- _Exercise aim_
According to the Sexmix remix album text, on what date did ZTT offer a mail-order replacement disc with the affected tracks mastered in stereo?

Remix album by Frankie Goes to Hollywood
- Released: 3 August 2012
- Genre: New wave; dance;
- Label: ZTT; Salvo; Union Square Music;
- Producer: Trevor Horn; Stephen Lipson;

Frankie Goes to Hollywood chronology
| Frankie Say Greatest (2009) | Sexmix (2012) | Frankie Said (2012) |

= Sexmix =

Sexmix (subtitled Archive Tapes and Studio Adventures, Volume One) is a Frankie Goes to Hollywood remix album released on 3 August 2012. The set focuses on rare FGTH single formats, specifically the cassette releases ("singlettes") and CD releases.

==Controversy==
A day before the set was revealed, it was revealed that mono mixes had been supplied for the "All in the Body, All in the Mind" singlette, with hints of a lossless replacement download for said single. Many people didn't take notice until the set was released, when a majority of people gave the release low ratings due to this.

Eventually, on 21 November 2012, ZTT offered a mail-order physical replacement disc (with said tracks mastered in stereo) to those who had purchased the set prior, by either sending them the mono disc or emailing (or sending) a scanned copy of their receipt or other proof of purchase (to prove they have bought the compilation) to Union Square Music's email address.

==Track listing==
===Disc 1===
1. "all in the body" – 1:23
2. "The Soundtrack from Bernard Rose's Video of the Welcome to the Pleasuredome Single" - 5:43
3. "Get It On" – 4:11
4. "Welcome to the Pleasuredome (How to Remake the World)" – 11:40
5. "all in the mind" – 1:13
6. "Relax (International)" – 4:44
7. "The Power of Love (extended, singlette version)" – 9:20
8. "scrapped" – 1:39
9. "Holier Than Thou" – 1:08
10. "trapped" – 2:29
11. "Holier Than Thou" – 4:09
12. "The Power of Love (instrumental, singlette version)" – 3:32
13. "The World is My Oyster (in its 7" form)" – 4:18
14. "don't lose what's left" – 0:19
15. "Rage Hard ⊕⊕⊕✪" – 17:13

- Tracks 1–5 form the original "All in the Body, All in the Mind" singlette. Tracks 1 and 5 are excerpts from Walter Kaufmann's 1967 translation of Friedrich Nietzsche's The Birth of Tragedy as read by Geoffrey Palmer, track 2 is the soundtrack to the shorter "Escape Act" version of the original promo clip (the full "Alternative to Reality" version clocks in at 7:52), track 3 is the full version of their cover of T-Rex's "Get It On" (which had been featured in shorter edits on the vinyl release) and track 4 is a unique extended version of "Real Altered".

- _Material shown_

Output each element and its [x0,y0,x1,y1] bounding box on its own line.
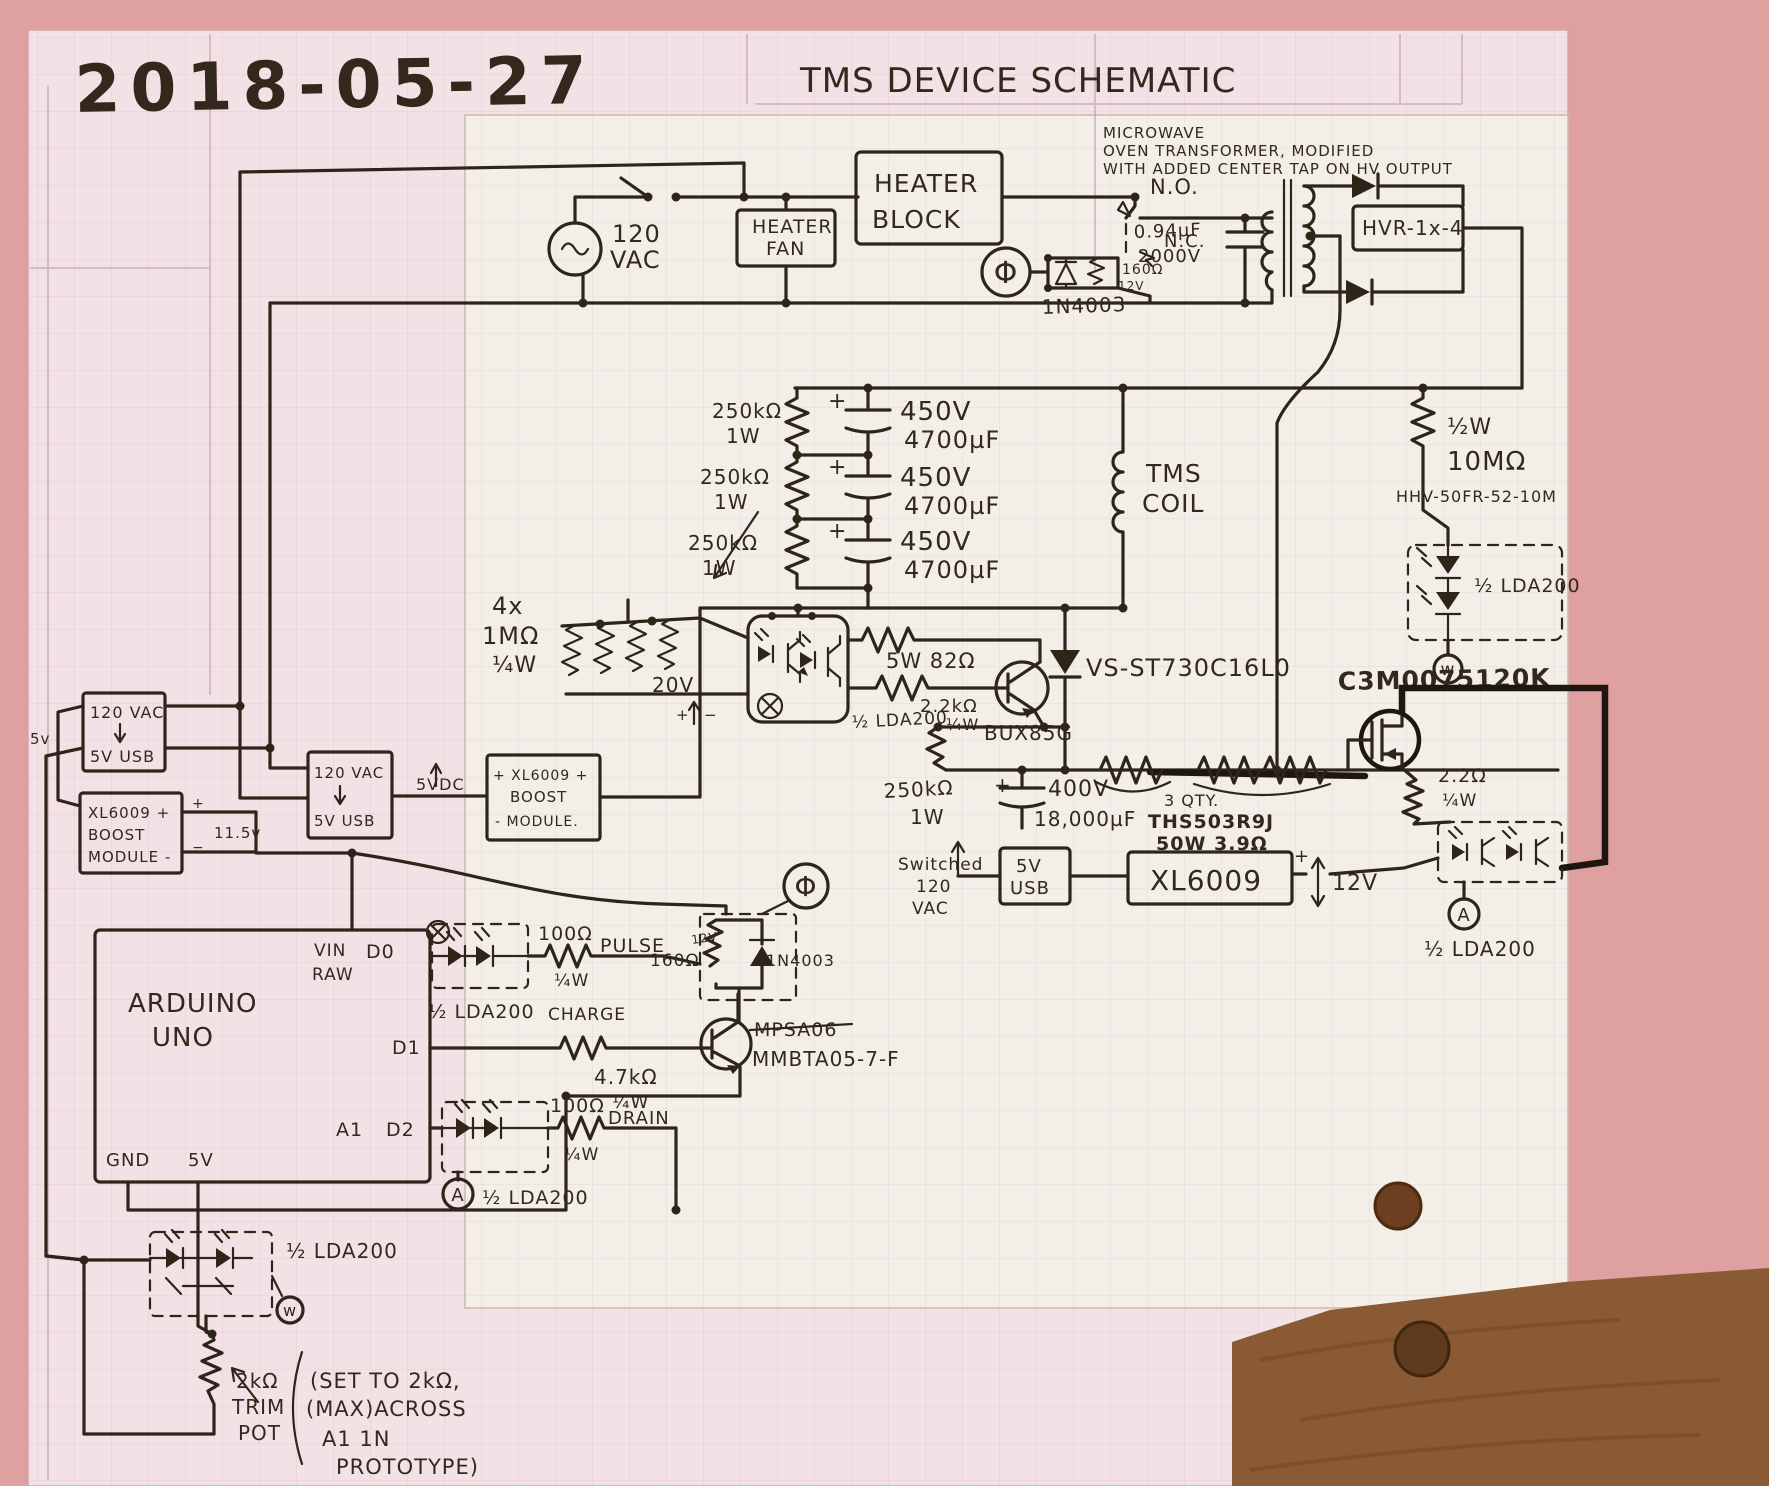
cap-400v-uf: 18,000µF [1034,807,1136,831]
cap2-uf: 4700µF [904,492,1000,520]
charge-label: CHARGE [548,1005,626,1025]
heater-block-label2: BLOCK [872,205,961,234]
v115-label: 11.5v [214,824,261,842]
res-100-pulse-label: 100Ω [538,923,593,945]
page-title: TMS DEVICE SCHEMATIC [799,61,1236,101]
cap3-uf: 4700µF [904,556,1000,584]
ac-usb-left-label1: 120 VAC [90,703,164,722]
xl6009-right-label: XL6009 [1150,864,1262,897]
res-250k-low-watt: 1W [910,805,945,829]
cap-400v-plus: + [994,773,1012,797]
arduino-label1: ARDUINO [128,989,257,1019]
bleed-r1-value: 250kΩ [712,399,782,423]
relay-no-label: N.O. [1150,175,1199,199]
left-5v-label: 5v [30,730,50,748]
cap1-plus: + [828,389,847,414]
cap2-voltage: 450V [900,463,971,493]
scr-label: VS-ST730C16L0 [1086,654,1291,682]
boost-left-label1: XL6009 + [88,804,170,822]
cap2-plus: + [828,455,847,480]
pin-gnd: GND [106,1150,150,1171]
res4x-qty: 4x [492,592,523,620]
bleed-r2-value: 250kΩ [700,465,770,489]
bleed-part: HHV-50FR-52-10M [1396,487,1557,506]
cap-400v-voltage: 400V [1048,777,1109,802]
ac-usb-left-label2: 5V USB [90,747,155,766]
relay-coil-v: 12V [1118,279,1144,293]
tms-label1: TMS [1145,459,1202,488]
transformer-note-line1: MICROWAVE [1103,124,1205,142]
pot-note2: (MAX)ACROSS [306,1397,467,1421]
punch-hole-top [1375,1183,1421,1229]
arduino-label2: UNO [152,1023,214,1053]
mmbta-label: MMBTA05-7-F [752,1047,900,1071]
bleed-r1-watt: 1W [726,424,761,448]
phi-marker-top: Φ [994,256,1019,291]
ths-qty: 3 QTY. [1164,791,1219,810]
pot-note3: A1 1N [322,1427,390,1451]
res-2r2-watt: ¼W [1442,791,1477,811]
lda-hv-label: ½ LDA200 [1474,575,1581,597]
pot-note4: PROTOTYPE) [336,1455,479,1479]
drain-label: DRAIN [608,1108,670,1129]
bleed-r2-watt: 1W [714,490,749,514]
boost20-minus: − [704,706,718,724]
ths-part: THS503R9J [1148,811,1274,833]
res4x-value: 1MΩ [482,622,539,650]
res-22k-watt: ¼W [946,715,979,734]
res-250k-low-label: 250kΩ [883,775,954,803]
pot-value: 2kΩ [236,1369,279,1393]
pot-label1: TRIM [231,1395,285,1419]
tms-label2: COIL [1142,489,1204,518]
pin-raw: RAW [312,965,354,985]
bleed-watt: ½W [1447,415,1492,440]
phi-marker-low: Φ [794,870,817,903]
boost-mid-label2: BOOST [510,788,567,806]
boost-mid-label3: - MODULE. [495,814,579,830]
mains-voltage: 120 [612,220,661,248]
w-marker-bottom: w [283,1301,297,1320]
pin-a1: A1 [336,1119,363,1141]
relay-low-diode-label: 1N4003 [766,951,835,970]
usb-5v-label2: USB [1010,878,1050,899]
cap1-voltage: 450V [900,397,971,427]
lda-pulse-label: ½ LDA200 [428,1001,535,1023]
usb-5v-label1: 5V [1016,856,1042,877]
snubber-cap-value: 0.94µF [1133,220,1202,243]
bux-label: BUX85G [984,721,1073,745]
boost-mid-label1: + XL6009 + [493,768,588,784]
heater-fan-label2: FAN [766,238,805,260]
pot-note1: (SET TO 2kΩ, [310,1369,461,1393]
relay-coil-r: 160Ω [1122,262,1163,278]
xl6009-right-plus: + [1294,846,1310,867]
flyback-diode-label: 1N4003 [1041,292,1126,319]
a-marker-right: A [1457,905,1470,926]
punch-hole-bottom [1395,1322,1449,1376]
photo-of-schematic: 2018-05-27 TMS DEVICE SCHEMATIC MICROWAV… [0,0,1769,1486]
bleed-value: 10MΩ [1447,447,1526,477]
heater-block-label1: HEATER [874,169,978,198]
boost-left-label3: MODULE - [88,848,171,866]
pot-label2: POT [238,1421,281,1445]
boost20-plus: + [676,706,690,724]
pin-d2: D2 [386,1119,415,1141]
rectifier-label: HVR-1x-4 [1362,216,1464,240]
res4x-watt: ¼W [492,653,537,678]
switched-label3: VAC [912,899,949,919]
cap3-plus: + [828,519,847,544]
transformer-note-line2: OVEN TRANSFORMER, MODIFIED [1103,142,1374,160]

- _Worked answer_
21 November 2012